* 所给文本
-.-.-

12、一个简单的例子--逻辑回归函数的实现
import numpy
import theano
import theano.tensor as T
rng = numpy.random
N = 400 # 样本数量
feats = 784 # 样本维度,这里表示400张28x28的图片
# 生成D(输入样本(400x784的矩阵),标签)
D = (rng.randn(N, feats), rng.randint(size=N, low=0, high=2))
training_steps = 10000
# 定义Theano变量
x = T.dmatrix("x")
y = T.dvector("y")
# 定义权重变量w为共享变量,因此在迭代中可以保持该数值并更新
w = theano.shared(rng.randn(feats), name="w")
# 定义偏置b,同样为共享变量
b = theano.shared(0., name="b")
print("Initial model:")
print(w.get_value())
print(b.get_value())
# 定义激活函数和损失函数
p_1 = 1 / (1 + T.exp(-T.dot(x, w) - b))
prediction = p_1 > 0.5
xent = -y * T.log(p_1) - (1-y) * T.log(1-p_1)
cost = xent.mean() + 0.01 * (w ** 2).sum()

-.-.-

(元素与边框列表)
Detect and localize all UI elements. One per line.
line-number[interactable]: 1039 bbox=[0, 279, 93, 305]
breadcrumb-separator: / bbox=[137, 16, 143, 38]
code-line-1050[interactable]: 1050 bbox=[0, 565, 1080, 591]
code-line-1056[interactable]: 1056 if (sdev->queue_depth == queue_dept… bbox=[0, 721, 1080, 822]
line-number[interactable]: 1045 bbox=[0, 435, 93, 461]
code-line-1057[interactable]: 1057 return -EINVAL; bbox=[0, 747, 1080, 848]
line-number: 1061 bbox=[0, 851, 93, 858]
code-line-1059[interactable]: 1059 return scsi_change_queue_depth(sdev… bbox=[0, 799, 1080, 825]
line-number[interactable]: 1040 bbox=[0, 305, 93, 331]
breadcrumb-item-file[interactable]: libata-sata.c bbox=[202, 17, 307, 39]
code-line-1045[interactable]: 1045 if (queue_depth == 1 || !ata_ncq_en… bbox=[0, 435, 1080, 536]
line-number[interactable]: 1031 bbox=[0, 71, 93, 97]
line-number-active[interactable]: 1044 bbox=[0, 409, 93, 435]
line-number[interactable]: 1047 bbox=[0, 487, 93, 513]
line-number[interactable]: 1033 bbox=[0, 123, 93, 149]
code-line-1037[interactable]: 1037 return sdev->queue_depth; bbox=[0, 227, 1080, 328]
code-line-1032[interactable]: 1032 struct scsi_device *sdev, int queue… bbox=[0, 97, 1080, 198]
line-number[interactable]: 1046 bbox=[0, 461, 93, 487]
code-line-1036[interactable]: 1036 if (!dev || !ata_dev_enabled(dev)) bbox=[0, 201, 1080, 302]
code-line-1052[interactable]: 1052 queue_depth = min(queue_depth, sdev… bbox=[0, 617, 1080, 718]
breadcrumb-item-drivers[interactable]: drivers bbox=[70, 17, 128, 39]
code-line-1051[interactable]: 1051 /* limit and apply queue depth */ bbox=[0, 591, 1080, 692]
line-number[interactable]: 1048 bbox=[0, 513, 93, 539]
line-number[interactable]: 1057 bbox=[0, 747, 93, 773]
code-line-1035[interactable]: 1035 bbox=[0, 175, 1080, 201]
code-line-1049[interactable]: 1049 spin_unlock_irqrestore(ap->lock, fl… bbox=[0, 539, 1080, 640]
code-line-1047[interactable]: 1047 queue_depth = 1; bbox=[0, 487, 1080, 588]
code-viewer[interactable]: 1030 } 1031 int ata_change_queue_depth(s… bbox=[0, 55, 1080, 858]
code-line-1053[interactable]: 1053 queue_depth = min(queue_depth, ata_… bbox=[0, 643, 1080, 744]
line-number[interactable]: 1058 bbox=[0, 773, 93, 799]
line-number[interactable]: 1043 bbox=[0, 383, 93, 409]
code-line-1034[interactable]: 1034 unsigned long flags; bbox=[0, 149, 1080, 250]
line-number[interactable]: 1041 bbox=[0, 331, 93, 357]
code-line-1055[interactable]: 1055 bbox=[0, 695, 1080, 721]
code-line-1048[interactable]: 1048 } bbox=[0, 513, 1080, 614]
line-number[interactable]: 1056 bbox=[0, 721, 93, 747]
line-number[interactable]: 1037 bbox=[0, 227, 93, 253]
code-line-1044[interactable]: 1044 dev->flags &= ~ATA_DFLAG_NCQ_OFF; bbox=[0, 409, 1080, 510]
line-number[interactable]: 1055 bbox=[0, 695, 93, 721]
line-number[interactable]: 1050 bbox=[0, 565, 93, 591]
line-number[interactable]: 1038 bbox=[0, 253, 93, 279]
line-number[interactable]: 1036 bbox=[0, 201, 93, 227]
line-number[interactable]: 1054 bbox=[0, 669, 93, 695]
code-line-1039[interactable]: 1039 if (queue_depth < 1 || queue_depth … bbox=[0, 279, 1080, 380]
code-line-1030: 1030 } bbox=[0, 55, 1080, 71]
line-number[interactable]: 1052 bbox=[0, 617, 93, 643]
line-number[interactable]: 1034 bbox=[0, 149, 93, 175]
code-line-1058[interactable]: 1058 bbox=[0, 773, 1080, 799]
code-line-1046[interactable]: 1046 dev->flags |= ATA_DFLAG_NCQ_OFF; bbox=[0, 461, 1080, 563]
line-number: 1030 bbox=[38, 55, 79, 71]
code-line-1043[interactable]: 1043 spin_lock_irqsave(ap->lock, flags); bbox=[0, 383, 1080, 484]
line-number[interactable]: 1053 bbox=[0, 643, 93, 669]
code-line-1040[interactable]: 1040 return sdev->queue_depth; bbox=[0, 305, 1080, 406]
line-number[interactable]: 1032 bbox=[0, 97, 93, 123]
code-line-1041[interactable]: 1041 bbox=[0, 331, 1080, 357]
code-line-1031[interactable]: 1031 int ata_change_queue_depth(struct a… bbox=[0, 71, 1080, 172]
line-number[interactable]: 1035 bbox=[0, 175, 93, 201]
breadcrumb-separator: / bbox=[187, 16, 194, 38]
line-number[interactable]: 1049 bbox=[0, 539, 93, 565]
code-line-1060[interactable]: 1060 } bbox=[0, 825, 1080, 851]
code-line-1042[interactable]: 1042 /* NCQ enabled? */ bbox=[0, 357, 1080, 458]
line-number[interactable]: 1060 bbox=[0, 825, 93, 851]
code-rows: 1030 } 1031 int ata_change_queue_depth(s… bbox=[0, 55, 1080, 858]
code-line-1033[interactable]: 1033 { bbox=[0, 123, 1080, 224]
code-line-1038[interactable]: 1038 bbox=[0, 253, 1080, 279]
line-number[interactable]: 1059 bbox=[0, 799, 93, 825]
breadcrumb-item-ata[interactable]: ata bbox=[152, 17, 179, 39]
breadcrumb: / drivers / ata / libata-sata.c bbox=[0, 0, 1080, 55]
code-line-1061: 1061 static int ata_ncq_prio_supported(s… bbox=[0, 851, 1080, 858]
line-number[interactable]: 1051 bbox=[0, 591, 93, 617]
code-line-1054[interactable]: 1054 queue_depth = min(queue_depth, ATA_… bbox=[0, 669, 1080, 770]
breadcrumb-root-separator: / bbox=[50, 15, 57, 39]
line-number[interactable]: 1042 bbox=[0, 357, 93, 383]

-.-.-

* 任务
A: 请把上方元素与边框列表中的行原样重抄一遍。从列表的第一行开始，到含有"code-line-1034[interactable]: 1034 unsigned"的那一行结束，首尾两行都要包括在内。
B: 请从这段逻辑回归示例代码的最后一行之后接着往下续写。

* 各任务答案
A:
Detect and localize all UI elements. One per line.
line-number[interactable]: 1039 bbox=[0, 279, 93, 305]
breadcrumb-separator: / bbox=[137, 16, 143, 38]
code-line-1050[interactable]: 1050 bbox=[0, 565, 1080, 591]
code-line-1056[interactable]: 1056 if (sdev->queue_depth == queue_dept… bbox=[0, 721, 1080, 822]
line-number[interactable]: 1045 bbox=[0, 435, 93, 461]
code-line-1057[interactable]: 1057 return -EINVAL; bbox=[0, 747, 1080, 848]
line-number: 1061 bbox=[0, 851, 93, 858]
code-line-1059[interactable]: 1059 return scsi_change_queue_depth(sdev… bbox=[0, 799, 1080, 825]
line-number[interactable]: 1040 bbox=[0, 305, 93, 331]
breadcrumb-item-file[interactable]: libata-sata.c bbox=[202, 17, 307, 39]
code-line-1045[interactable]: 1045 if (queue_depth == 1 || !ata_ncq_en… bbox=[0, 435, 1080, 536]
line-number[interactable]: 1031 bbox=[0, 71, 93, 97]
line-number-active[interactable]: 1044 bbox=[0, 409, 93, 435]
line-number[interactable]: 1047 bbox=[0, 487, 93, 513]
line-number[interactable]: 1033 bbox=[0, 123, 93, 149]
code-line-1037[interactable]: 1037 return sdev->queue_depth; bbox=[0, 227, 1080, 328]
code-line-1032[interactable]: 1032 struct scsi_device *sdev, int queue… bbox=[0, 97, 1080, 198]
line-number[interactable]: 1046 bbox=[0, 461, 93, 487]
code-line-1036[interactable]: 1036 if (!dev || !ata_dev_enabled(dev)) bbox=[0, 201, 1080, 302]
code-line-1052[interactable]: 1052 queue_depth = min(queue_depth, sdev… bbox=[0, 617, 1080, 718]
breadcrumb-item-drivers[interactable]: drivers bbox=[70, 17, 128, 39]
code-line-1051[interactable]: 1051 /* limit and apply queue depth */ bbox=[0, 591, 1080, 692]
line-number[interactable]: 1048 bbox=[0, 513, 93, 539]
line-number[interactable]: 1057 bbox=[0, 747, 93, 773]
code-line-1035[interactable]: 1035 bbox=[0, 175, 1080, 201]
code-line-1049[interactable]: 1049 spin_unlock_irqrestore(ap->lock, fl… bbox=[0, 539, 1080, 640]
code-line-1047[interactable]: 1047 queue_depth = 1; bbox=[0, 487, 1080, 588]
code-viewer[interactable]: 1030 } 1031 int ata_change_queue_depth(s… bbox=[0, 55, 1080, 858]
code-line-1053[interactable]: 1053 queue_depth = min(queue_depth, ata_… bbox=[0, 643, 1080, 744]
line-number[interactable]: 1058 bbox=[0, 773, 93, 799]
line-number[interactable]: 1043 bbox=[0, 383, 93, 409]
code-line-1034[interactable]: 1034 unsigned long flags; bbox=[0, 149, 1080, 250]

B:
gw, gb = T.grad(cost, [w, b]) # 计算梯度
# 编译训练过程
train = theano.function(
inputs=[x,y],
outputs=[prediction, xent],
updates=((w, w - 0.1 * gw), (b, b - 0.1 * gb))) #按梯度下降更新参数
predict = theano.function(inputs=[x], outputs=prediction)
# 训练
for i in range(training_steps):
pred, err = train(D[0], D[1])
print("Final model:")
print(w.get_value())
print(b.get_value())
print("target values for D:")
print(D[1]) #原始标签数据
print("prediction on D:")
print(predict(D[0])) #根据样本预测的输出
m=0
for i in range(N) :
if D[1][i]==predict(D[0])[i]:
m += 1
acc = m/400.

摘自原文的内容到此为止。